* TO BE DONE:
Check each line of the material below, and copy it if it holds the string "image".

* PROVIDED DATA:
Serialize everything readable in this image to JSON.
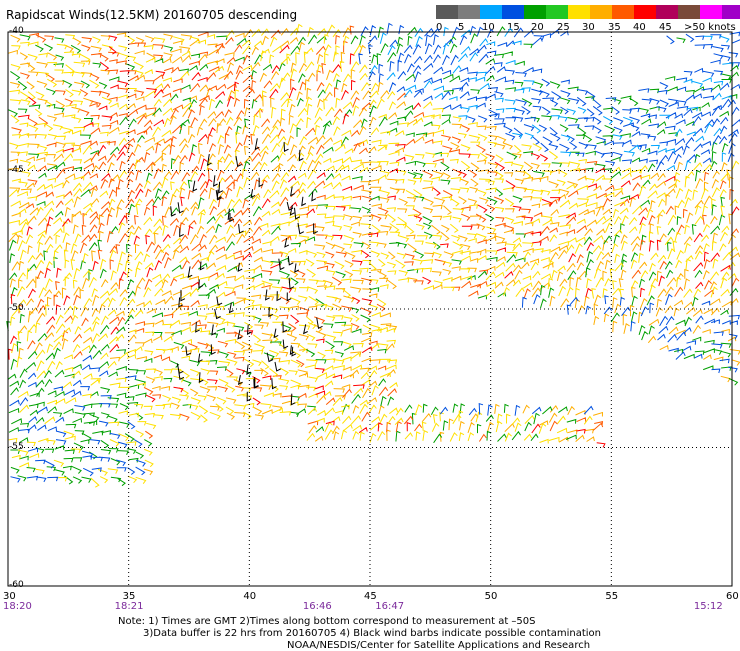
{
  "title": "Rapidscat Winds(12.5KM) 20160705 descending",
  "legend": {
    "labels": [
      "0",
      "5",
      "10",
      "15",
      "20",
      "25",
      "30",
      "35",
      "40",
      "45",
      ">50 knots"
    ],
    "colors": [
      "#5a5a5a",
      "#7d7d7d",
      "#00a6ff",
      "#0050e0",
      "#00a000",
      "#22c822",
      "#ffe000",
      "#ffae00",
      "#ff5a00",
      "#ff0000",
      "#b0005a",
      "#7a4a3a",
      "#ff00ff",
      "#a000c8",
      "#5a0090"
    ]
  },
  "map": {
    "lon_range": [
      30,
      60
    ],
    "lat_range": [
      -40,
      -60
    ],
    "lon_ticks": [
      "30",
      "35",
      "40",
      "45",
      "50",
      "55",
      "60"
    ],
    "lat_ticks": [
      "-40",
      "-45",
      "-50",
      "-55",
      "-60"
    ],
    "time_labels": [
      {
        "text": "18:20",
        "lon": 30
      },
      {
        "text": "18:21",
        "lon": 35
      },
      {
        "text": "16:46",
        "lon": 42.8
      },
      {
        "text": "16:47",
        "lon": 45.8
      },
      {
        "text": "15:12",
        "lon": 59
      }
    ]
  },
  "notes": [
    "Note: 1) Times are GMT 2)Times along bottom correspond to measurement at –50S",
    "3)Data buffer is 22 hrs from 20160705 4) Black wind barbs indicate possible contamination",
    "NOAA/NESDIS/Center for Satellite Applications and Research"
  ]
}
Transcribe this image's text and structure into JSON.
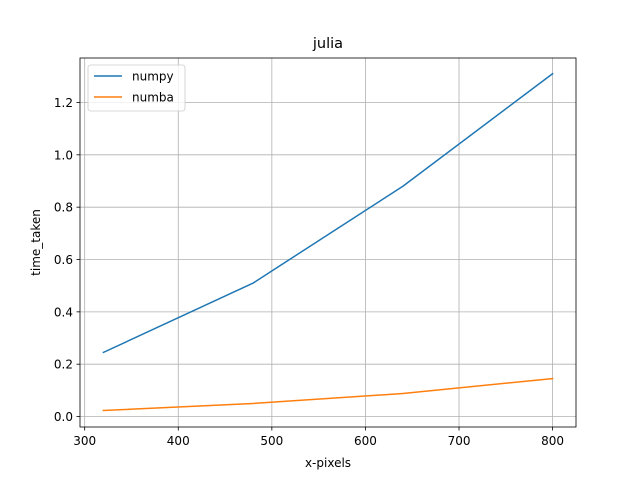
{
  "chart_data": {
    "type": "line",
    "title": "julia",
    "xlabel": "x-pixels",
    "ylabel": "time_taken",
    "xlim": [
      295,
      825
    ],
    "ylim": [
      -0.04,
      1.37
    ],
    "xticks": [
      300,
      400,
      500,
      600,
      700,
      800
    ],
    "xtick_labels": [
      "300",
      "400",
      "500",
      "600",
      "700",
      "800"
    ],
    "yticks": [
      0.0,
      0.2,
      0.4,
      0.6,
      0.8,
      1.0,
      1.2
    ],
    "ytick_labels": [
      "0.0",
      "0.2",
      "0.4",
      "0.6",
      "0.8",
      "1.0",
      "1.2"
    ],
    "grid": true,
    "legend_position": "upper-left",
    "x": [
      320,
      480,
      640,
      800
    ],
    "series": [
      {
        "name": "numpy",
        "color": "#1f77b4",
        "values": [
          0.245,
          0.51,
          0.88,
          1.31
        ]
      },
      {
        "name": "numba",
        "color": "#ff7f0e",
        "values": [
          0.023,
          0.05,
          0.088,
          0.145
        ]
      }
    ]
  }
}
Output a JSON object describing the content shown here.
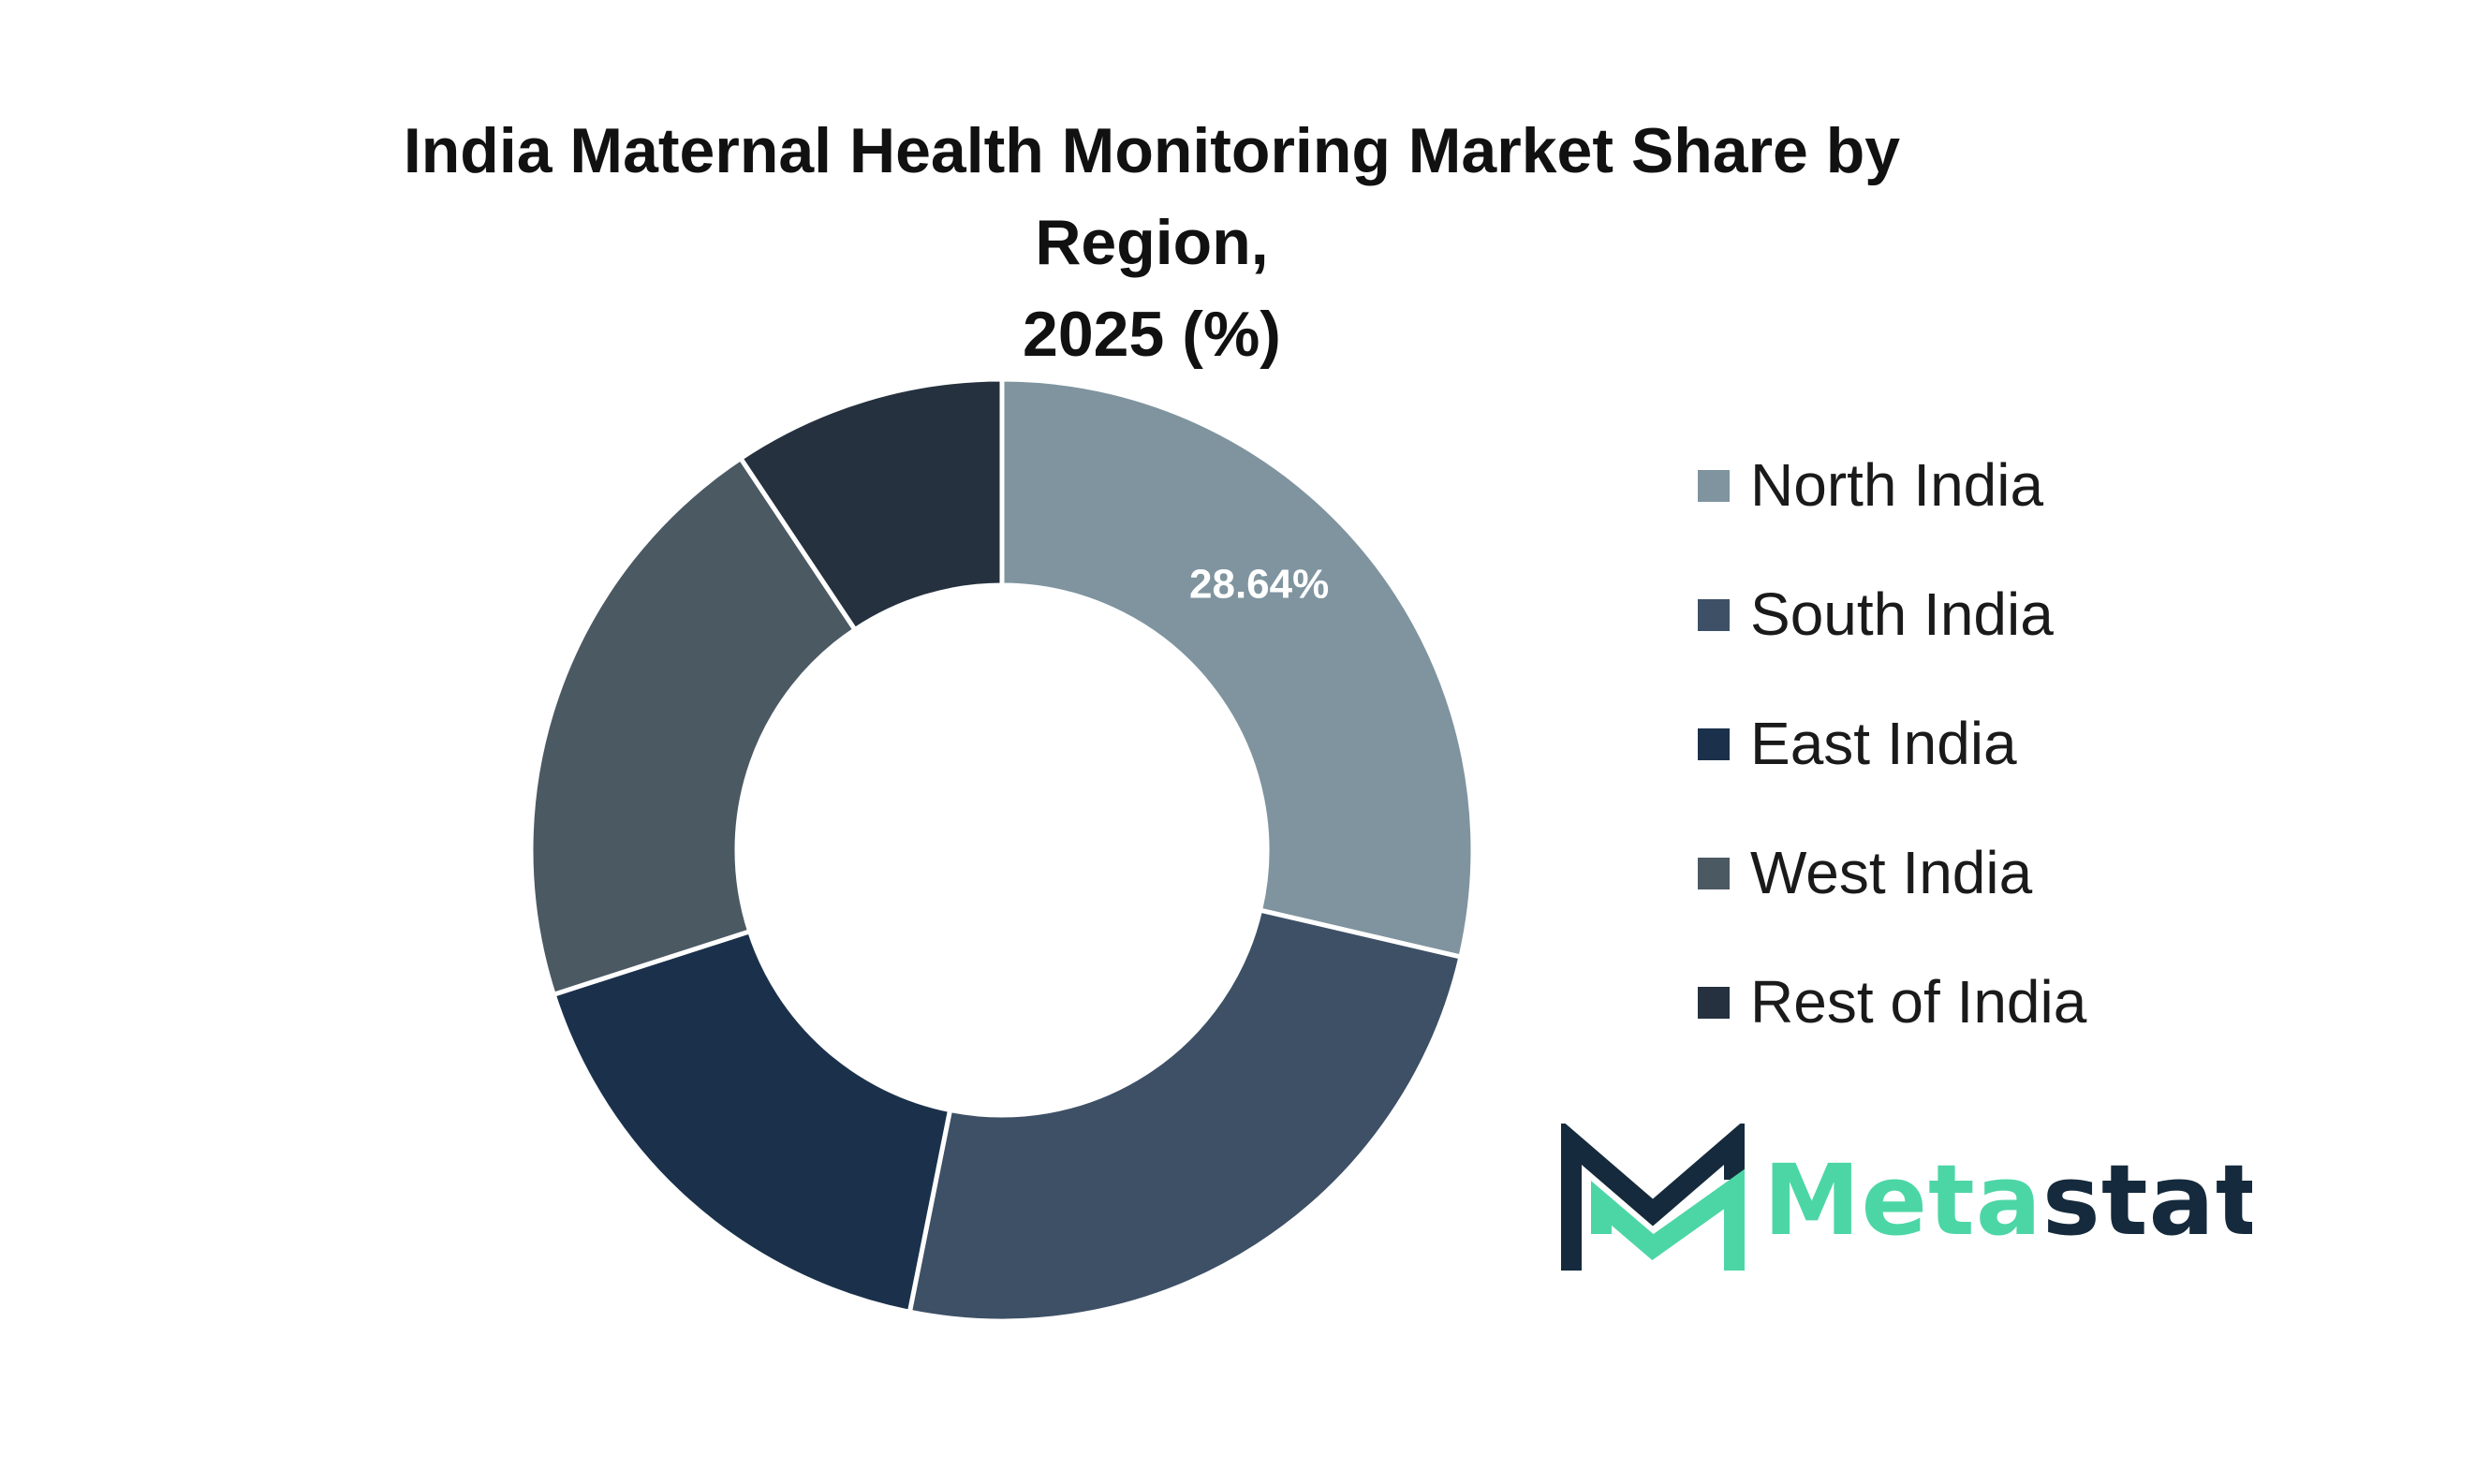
{
  "chart_data": {
    "type": "pie",
    "variant": "donut",
    "title": "India Maternal Health Monitoring Market Share by Region, 2025 (%)",
    "title_lines": [
      "India Maternal Health Monitoring Market Share by Region,",
      "2025 (%)"
    ],
    "categories": [
      "North India",
      "South India",
      "East India",
      "West India",
      "Rest of India"
    ],
    "values": [
      28.64,
      24.5,
      16.9,
      20.6,
      9.36
    ],
    "colors": [
      "#7f949f",
      "#3d5066",
      "#1b314b",
      "#4b5963",
      "#25313e"
    ],
    "data_labels": [
      "28.64%",
      "",
      "",
      "",
      ""
    ],
    "legend": {
      "position": "right",
      "entries": [
        "North India",
        "South India",
        "East India",
        "West India",
        "Rest of India"
      ]
    }
  },
  "logo": {
    "text_part1": "Meta",
    "text_part2": "stat",
    "colors": {
      "mint": "#4cd6a6",
      "navy": "#152a3c"
    }
  }
}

* TASK SOLUTION:
Serialize everything readable in this image to JSON.
Transcribe this image's text and structure into JSON.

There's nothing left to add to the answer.